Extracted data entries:
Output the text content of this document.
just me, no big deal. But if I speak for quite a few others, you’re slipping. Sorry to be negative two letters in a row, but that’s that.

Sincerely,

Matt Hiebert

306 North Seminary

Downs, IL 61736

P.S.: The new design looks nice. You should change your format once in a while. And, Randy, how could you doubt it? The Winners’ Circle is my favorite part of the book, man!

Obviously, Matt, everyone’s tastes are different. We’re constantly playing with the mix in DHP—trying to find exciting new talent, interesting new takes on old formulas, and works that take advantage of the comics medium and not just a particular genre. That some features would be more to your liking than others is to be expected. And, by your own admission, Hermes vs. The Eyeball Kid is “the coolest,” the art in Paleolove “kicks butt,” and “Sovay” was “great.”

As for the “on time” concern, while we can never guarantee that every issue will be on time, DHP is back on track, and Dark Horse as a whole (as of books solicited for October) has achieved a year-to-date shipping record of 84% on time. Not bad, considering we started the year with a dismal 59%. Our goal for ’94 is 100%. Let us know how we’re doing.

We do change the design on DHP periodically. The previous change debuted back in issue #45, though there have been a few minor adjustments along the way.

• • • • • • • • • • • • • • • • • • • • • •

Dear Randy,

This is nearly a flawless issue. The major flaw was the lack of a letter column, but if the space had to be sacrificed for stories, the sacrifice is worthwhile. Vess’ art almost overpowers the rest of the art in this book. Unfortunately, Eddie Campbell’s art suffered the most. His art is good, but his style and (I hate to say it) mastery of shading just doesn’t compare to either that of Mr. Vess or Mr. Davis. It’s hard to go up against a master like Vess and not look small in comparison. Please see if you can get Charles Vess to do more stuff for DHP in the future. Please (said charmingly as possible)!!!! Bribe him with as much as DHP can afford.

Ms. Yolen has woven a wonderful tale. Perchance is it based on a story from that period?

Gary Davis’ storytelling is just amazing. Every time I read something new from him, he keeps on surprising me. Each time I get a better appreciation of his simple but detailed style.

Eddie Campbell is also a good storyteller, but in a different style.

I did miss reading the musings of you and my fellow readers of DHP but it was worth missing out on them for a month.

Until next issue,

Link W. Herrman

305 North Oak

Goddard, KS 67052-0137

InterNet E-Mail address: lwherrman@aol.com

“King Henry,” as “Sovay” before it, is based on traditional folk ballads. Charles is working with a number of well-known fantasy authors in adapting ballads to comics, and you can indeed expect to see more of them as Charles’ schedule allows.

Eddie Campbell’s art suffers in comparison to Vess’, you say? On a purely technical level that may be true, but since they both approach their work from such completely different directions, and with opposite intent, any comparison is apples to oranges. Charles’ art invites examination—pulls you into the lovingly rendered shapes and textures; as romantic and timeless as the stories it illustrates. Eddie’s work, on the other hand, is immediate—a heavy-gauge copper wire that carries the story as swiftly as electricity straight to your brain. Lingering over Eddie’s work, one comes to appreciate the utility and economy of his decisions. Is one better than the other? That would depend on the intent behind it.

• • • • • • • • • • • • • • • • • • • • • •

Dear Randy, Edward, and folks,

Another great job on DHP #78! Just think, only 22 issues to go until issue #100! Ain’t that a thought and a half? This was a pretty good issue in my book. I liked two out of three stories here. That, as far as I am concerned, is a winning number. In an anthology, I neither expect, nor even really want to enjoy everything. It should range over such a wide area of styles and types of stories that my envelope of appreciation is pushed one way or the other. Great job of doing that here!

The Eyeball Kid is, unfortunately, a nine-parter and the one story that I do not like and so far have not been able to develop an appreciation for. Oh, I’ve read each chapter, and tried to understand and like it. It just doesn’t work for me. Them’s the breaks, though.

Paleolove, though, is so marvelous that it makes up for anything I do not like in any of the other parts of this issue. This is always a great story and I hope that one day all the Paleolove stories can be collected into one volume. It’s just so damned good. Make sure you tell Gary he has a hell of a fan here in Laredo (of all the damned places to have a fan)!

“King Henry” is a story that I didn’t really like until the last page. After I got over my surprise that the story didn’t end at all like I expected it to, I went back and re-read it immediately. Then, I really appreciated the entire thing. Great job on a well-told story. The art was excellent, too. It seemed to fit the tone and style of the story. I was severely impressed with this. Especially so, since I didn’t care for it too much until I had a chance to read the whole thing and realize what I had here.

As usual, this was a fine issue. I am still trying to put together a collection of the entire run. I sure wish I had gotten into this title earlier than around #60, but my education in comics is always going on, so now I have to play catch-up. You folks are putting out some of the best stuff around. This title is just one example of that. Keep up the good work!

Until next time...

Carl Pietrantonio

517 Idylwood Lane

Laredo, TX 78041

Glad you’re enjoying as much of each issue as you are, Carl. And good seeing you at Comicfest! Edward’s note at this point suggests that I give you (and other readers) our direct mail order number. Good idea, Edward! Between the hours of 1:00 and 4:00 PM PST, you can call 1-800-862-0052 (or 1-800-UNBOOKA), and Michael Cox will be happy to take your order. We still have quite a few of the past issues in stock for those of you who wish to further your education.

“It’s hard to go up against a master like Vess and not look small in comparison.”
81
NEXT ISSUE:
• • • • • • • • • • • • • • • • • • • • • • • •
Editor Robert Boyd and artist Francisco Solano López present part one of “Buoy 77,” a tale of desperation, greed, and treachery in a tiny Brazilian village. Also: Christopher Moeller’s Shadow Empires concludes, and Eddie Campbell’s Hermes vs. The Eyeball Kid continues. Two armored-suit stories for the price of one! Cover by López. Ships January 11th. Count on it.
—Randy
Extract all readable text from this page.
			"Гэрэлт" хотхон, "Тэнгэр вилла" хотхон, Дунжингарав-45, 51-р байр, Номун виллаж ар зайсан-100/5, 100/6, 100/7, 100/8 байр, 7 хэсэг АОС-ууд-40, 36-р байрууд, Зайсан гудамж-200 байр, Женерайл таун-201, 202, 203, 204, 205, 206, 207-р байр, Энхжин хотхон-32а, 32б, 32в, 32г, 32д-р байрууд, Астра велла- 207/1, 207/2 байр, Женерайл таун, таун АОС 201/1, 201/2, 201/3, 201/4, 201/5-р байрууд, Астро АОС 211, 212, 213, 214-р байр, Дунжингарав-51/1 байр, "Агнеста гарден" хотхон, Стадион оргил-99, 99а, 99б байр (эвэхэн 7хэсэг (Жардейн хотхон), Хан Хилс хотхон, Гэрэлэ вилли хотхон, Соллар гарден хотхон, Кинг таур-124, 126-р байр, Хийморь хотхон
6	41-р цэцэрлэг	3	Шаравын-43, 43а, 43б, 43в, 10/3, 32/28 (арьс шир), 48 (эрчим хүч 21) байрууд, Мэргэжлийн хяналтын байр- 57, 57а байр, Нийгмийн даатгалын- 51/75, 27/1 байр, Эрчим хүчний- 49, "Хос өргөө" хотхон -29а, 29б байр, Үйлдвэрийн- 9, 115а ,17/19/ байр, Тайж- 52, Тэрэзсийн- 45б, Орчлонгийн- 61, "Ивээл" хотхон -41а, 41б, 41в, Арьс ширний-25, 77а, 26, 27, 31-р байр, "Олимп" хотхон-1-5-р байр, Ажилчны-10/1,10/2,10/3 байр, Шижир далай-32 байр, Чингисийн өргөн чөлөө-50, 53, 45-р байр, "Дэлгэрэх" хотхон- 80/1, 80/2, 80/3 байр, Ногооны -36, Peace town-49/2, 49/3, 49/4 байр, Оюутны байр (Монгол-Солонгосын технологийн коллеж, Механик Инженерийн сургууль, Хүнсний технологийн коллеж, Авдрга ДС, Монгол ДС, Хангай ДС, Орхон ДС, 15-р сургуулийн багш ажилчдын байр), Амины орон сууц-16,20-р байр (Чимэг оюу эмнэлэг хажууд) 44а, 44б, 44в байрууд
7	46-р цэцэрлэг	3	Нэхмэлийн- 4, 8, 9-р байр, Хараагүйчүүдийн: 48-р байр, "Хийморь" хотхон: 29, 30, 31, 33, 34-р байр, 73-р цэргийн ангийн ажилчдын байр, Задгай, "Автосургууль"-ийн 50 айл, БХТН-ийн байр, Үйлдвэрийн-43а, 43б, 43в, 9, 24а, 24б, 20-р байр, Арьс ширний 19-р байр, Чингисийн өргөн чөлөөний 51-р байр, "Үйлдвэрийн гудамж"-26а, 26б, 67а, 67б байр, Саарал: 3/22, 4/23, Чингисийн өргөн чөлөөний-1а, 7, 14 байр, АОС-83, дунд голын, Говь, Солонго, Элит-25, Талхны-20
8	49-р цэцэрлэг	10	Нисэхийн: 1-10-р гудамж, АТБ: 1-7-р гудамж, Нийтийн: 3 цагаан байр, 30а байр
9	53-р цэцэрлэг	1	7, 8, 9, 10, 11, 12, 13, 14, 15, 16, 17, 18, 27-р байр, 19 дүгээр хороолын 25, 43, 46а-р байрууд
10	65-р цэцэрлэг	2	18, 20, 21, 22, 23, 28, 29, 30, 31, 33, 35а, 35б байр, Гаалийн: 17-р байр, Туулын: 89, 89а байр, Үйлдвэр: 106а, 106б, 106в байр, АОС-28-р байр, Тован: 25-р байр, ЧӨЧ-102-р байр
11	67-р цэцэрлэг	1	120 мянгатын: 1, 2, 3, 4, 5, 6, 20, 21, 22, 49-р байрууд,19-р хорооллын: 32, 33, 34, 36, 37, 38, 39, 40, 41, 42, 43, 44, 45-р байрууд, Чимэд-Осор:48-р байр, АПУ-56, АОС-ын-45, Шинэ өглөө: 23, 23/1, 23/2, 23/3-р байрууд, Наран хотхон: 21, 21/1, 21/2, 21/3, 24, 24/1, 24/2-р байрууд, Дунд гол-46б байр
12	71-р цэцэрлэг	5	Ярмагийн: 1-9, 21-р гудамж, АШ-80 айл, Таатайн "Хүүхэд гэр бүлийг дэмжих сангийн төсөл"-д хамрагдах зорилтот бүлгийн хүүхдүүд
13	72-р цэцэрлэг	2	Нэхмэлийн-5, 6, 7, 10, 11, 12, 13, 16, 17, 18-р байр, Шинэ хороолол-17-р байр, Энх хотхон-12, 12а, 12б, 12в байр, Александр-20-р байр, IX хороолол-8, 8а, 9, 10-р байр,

REQUIREMENT → Scan the material above for the string "change" and report each line where you find it.

ANSWER TO THE PROBLEM →
P.S.: The new design looks nice. You should change your format once in a while. And, Randy, how could you doubt it? The Winners’ Circle is my favorite part of the book, man!
We do change the design on DHP periodically. The previous change debuted back in issue #45, though there have been a few minor adjustments along the way.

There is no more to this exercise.